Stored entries
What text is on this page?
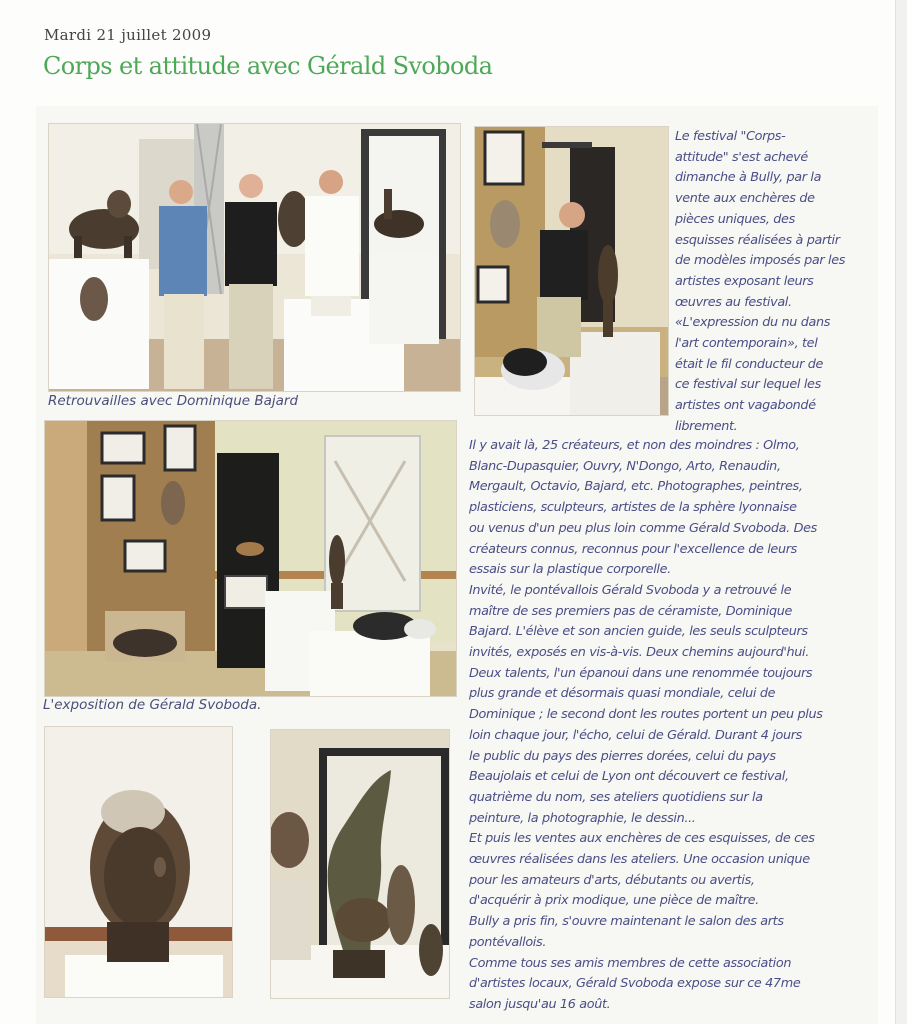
Mardi 21 juillet 2009
Corps et attitude avec Gérald Svoboda
Retrouvailles avec Dominique Bajard
L'exposition de Gérald Svoboda.

Le festival "Corps-

attitude" s'est achevé

dimanche à Bully, par la

vente aux enchères de

pièces uniques, des

esquisses réalisées à partir

de modèles imposés par les

artistes exposant leurs

œuvres au festival.

«L'expression du nu dans

l'art contemporain», tel

était le fil conducteur de

ce festival sur lequel les

artistes ont vagabondé

librement.

Il y avait là, 25 créateurs, et non des moindres : Olmo,

Blanc-Dupasquier, Ouvry, N'Dongo, Arto, Renaudin,

Mergault, Octavio, Bajard, etc. Photographes, peintres,

plasticiens, sculpteurs, artistes de la sphère lyonnaise

ou venus d'un peu plus loin comme Gérald Svoboda. Des

créateurs connus, reconnus pour l'excellence de leurs

essais sur la plastique corporelle.

Invité, le pontévallois Gérald Svoboda y a retrouvé le

maître de ses premiers pas de céramiste, Dominique

Bajard. L'élève et son ancien guide, les seuls sculpteurs

invités, exposés en vis-à-vis. Deux chemins aujourd'hui.

Deux talents, l'un épanoui dans une renommée toujours

plus grande et désormais quasi mondiale, celui de

Dominique ; le second dont les routes portent un peu plus

loin chaque jour, l'écho, celui de Gérald. Durant 4 jours

le public du pays des pierres dorées, celui du pays

Beaujolais et celui de Lyon ont découvert ce festival,

quatrième du nom, ses ateliers quotidiens sur la

peinture, la photographie, le dessin...

Et puis les ventes aux enchères de ces esquisses, de ces

œuvres réalisées dans les ateliers. Une occasion unique

pour les amateurs d'arts, débutants ou avertis,

d'acquérir à prix modique, une pièce de maître.

Bully a pris fin, s'ouvre maintenant le salon des arts

pontévallois.

Comme tous ses amis membres de cette association

d'artistes locaux, Gérald Svoboda expose sur ce 47me

salon jusqu'au 16 août.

◆ YOUR OBJECTIVE
Copy every record character for character. Skip the pictures.

◆ SOLVED EXERCISE
What text is on this page?
Mardi 21 juillet 2009
Corps et attitude avec Gérald Svoboda
Retrouvailles avec Dominique Bajard
L'exposition de Gérald Svoboda.

Le festival "Corps-

attitude" s'est achevé

dimanche à Bully, par la

vente aux enchères de

pièces uniques, des

esquisses réalisées à partir

de modèles imposés par les

artistes exposant leurs

œuvres au festival.

«L'expression du nu dans

l'art contemporain», tel

était le fil conducteur de

ce festival sur lequel les

artistes ont vagabondé

librement.

Il y avait là, 25 créateurs, et non des moindres : Olmo,

Blanc-Dupasquier, Ouvry, N'Dongo, Arto, Renaudin,

Mergault, Octavio, Bajard, etc. Photographes, peintres,

plasticiens, sculpteurs, artistes de la sphère lyonnaise

ou venus d'un peu plus loin comme Gérald Svoboda. Des

créateurs connus, reconnus pour l'excellence de leurs

essais sur la plastique corporelle.

Invité, le pontévallois Gérald Svoboda y a retrouvé le

maître de ses premiers pas de céramiste, Dominique

Bajard. L'élève et son ancien guide, les seuls sculpteurs

invités, exposés en vis-à-vis. Deux chemins aujourd'hui.

Deux talents, l'un épanoui dans une renommée toujours

plus grande et désormais quasi mondiale, celui de

Dominique ; le second dont les routes portent un peu plus

loin chaque jour, l'écho, celui de Gérald. Durant 4 jours

le public du pays des pierres dorées, celui du pays

Beaujolais et celui de Lyon ont découvert ce festival,

quatrième du nom, ses ateliers quotidiens sur la

peinture, la photographie, le dessin...

Et puis les ventes aux enchères de ces esquisses, de ces

œuvres réalisées dans les ateliers. Une occasion unique

pour les amateurs d'arts, débutants ou avertis,

d'acquérir à prix modique, une pièce de maître.

Bully a pris fin, s'ouvre maintenant le salon des arts

pontévallois.

Comme tous ses amis membres de cette association

d'artistes locaux, Gérald Svoboda expose sur ce 47me

salon jusqu'au 16 août.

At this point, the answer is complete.